* [RECORDS SUPPLIED]
-=-=-=-=-
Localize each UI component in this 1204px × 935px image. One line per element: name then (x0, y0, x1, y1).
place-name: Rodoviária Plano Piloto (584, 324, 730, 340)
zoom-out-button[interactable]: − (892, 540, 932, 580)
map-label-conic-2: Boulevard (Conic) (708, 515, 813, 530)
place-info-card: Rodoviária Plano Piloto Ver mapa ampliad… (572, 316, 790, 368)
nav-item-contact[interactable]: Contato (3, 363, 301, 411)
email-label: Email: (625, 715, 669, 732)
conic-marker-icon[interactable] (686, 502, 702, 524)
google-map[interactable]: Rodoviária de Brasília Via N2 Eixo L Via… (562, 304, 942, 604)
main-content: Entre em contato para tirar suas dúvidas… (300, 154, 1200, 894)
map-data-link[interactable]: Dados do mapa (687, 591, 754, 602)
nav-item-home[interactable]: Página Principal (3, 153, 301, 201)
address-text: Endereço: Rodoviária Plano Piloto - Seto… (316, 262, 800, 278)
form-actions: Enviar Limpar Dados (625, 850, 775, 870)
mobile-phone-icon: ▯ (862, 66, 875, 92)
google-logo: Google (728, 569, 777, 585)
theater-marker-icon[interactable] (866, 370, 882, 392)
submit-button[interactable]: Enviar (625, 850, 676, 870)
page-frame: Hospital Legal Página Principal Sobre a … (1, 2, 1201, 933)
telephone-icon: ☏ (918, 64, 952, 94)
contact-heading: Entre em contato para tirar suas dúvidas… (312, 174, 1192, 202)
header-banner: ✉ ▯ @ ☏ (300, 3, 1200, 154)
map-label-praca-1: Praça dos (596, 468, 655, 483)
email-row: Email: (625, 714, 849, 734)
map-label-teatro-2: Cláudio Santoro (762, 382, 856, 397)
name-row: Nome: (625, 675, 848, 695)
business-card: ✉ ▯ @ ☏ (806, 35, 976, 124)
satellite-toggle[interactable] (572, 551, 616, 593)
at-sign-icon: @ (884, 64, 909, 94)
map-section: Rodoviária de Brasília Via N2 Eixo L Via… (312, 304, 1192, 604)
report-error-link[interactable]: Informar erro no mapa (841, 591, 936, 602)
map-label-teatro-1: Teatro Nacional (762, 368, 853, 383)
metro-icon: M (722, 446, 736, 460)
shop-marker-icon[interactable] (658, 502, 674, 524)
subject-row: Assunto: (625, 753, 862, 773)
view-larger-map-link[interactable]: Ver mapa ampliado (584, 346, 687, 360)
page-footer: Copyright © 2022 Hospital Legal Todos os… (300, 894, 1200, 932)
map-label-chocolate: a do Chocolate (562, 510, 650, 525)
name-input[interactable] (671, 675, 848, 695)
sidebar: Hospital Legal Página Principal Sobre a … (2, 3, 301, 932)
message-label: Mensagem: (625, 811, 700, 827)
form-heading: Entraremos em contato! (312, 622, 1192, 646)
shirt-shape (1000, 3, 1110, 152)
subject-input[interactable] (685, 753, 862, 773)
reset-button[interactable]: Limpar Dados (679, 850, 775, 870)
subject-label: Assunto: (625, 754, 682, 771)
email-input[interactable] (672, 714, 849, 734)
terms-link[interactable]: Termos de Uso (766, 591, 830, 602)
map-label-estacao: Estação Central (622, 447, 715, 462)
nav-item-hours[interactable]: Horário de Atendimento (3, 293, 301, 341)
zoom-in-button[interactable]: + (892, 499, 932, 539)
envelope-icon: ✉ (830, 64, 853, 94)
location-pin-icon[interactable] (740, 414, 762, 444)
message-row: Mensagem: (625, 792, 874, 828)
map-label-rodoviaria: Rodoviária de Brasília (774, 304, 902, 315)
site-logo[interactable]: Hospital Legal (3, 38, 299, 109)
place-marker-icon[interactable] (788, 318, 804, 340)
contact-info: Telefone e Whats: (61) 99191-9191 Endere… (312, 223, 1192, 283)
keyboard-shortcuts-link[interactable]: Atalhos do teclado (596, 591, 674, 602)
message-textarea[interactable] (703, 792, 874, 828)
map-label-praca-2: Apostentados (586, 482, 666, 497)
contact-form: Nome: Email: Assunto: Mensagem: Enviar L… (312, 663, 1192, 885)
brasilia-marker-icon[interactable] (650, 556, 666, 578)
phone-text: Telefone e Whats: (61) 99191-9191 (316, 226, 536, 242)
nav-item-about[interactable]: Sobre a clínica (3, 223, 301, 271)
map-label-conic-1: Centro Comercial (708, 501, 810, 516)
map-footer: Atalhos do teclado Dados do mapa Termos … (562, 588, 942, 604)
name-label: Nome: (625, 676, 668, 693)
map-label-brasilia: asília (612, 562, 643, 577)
-=-=-=-=-
* [PROBLEM STATEMENT] Convert the listing above into a Markdown table with the columns Row and Listing line. Give each nonblank line its own numbered row and skip any blank lines.

* [WRITTEN SOLUTION]
| Row | Listing line |
|---|---|
| 1 | Localize each UI component in this 1204px × 935px image. One line per element: name then (x0, y0, x1, y1). |
| 2 | place-name: Rodoviária Plano Piloto (584, 324, 730, 340) |
| 3 | zoom-out-button[interactable]: − (892, 540, 932, 580) |
| 4 | map-label-conic-2: Boulevard (Conic) (708, 515, 813, 530) |
| 5 | place-info-card: Rodoviária Plano Piloto Ver mapa ampliad… (572, 316, 790, 368) |
| 6 | nav-item-contact[interactable]: Contato (3, 363, 301, 411) |
| 7 | email-label: Email: (625, 715, 669, 732) |
| 8 | conic-marker-icon[interactable] (686, 502, 702, 524) |
| 9 | google-map[interactable]: Rodoviária de Brasília Via N2 Eixo L Via… (562, 304, 942, 604) |
| 10 | main-content: Entre em contato para tirar suas dúvidas… (300, 154, 1200, 894) |
| 11 | map-data-link[interactable]: Dados do mapa (687, 591, 754, 602) |
| 12 | nav-item-home[interactable]: Página Principal (3, 153, 301, 201) |
| 13 | address-text: Endereço: Rodoviária Plano Piloto - Seto… (316, 262, 800, 278) |
| 14 | form-actions: Enviar Limpar Dados (625, 850, 775, 870) |
| 15 | mobile-phone-icon: ▯ (862, 66, 875, 92) |
| 16 | google-logo: Google (728, 569, 777, 585) |
| 17 | theater-marker-icon[interactable] (866, 370, 882, 392) |
| 18 | submit-button[interactable]: Enviar (625, 850, 676, 870) |
| 19 | page-frame: Hospital Legal Página Principal Sobre a … (1, 2, 1201, 933) |
| 20 | telephone-icon: ☏ (918, 64, 952, 94) |
| 21 | contact-heading: Entre em contato para tirar suas dúvidas… (312, 174, 1192, 202) |
| 22 | header-banner: ✉ ▯ @ ☏ (300, 3, 1200, 154) |
| 23 | map-label-praca-1: Praça dos (596, 468, 655, 483) |
| 24 | email-row: Email: (625, 714, 849, 734) |
| 25 | map-label-teatro-2: Cláudio Santoro (762, 382, 856, 397) |
| 26 | name-row: Nome: (625, 675, 848, 695) |
| 27 | business-card: ✉ ▯ @ ☏ (806, 35, 976, 124) |
| 28 | satellite-toggle[interactable] (572, 551, 616, 593) |
| 29 | at-sign-icon: @ (884, 64, 909, 94) |
| 30 | map-section: Rodoviária de Brasília Via N2 Eixo L Via… (312, 304, 1192, 604) |
| 31 | report-error-link[interactable]: Informar erro no mapa (841, 591, 936, 602) |
| 32 | map-label-teatro-1: Teatro Nacional (762, 368, 853, 383) |
| 33 | metro-icon: M (722, 446, 736, 460) |
| 34 | shop-marker-icon[interactable] (658, 502, 674, 524) |
| 35 | subject-row: Assunto: (625, 753, 862, 773) |
| 36 | view-larger-map-link[interactable]: Ver mapa ampliado (584, 346, 687, 360) |
| 37 | page-footer: Copyright © 2022 Hospital Legal Todos os… (300, 894, 1200, 932) |
| 38 | map-label-chocolate: a do Chocolate (562, 510, 650, 525) |
| 39 | name-input[interactable] (671, 675, 848, 695) |
| 40 | sidebar: Hospital Legal Página Principal Sobre a … (2, 3, 301, 932) |
| 41 | message-label: Mensagem: (625, 811, 700, 827) |
| 42 | form-heading: Entraremos em contato! (312, 622, 1192, 646) |
| 43 | shirt-shape (1000, 3, 1110, 152) |
| 44 | subject-input[interactable] (685, 753, 862, 773) |
| 45 | reset-button[interactable]: Limpar Dados (679, 850, 775, 870) |
| 46 | subject-label: Assunto: (625, 754, 682, 771) |
| 47 | email-input[interactable] (672, 714, 849, 734) |
| 48 | terms-link[interactable]: Termos de Uso (766, 591, 830, 602) |
| 49 | map-label-estacao: Estação Central (622, 447, 715, 462) |
| 50 | nav-item-hours[interactable]: Horário de Atendimento (3, 293, 301, 341) |
| 51 | zoom-in-button[interactable]: + (892, 499, 932, 539) |
| 52 | envelope-icon: ✉ (830, 64, 853, 94) |
| 53 | location-pin-icon[interactable] (740, 414, 762, 444) |
| 54 | message-row: Mensagem: (625, 792, 874, 828) |
| 55 | map-label-rodoviaria: Rodoviária de Brasília (774, 304, 902, 315) |
| 56 | site-logo[interactable]: Hospital Legal (3, 38, 299, 109) |
| 57 | place-marker-icon[interactable] (788, 318, 804, 340) |
| 58 | contact-info: Telefone e Whats: (61) 99191-9191 Endere… (312, 223, 1192, 283) |
| 59 | keyboard-shortcuts-link[interactable]: Atalhos do teclado (596, 591, 674, 602) |
| 60 | message-textarea[interactable] (703, 792, 874, 828) |
| 61 | map-label-praca-2: Apostentados (586, 482, 666, 497) |
| 62 | contact-form: Nome: Email: Assunto: Mensagem: Enviar L… (312, 663, 1192, 885) |
| 63 | brasilia-marker-icon[interactable] (650, 556, 666, 578) |
| 64 | phone-text: Telefone e Whats: (61) 99191-9191 (316, 226, 536, 242) |
| 65 | nav-item-about[interactable]: Sobre a clínica (3, 223, 301, 271) |
| 66 | map-label-conic-1: Centro Comercial (708, 501, 810, 516) |
| 67 | map-footer: Atalhos do teclado Dados do mapa Termos … (562, 588, 942, 604) |
| 68 | name-label: Nome: (625, 676, 668, 693) |
| 69 | map-label-brasilia: asília (612, 562, 643, 577) |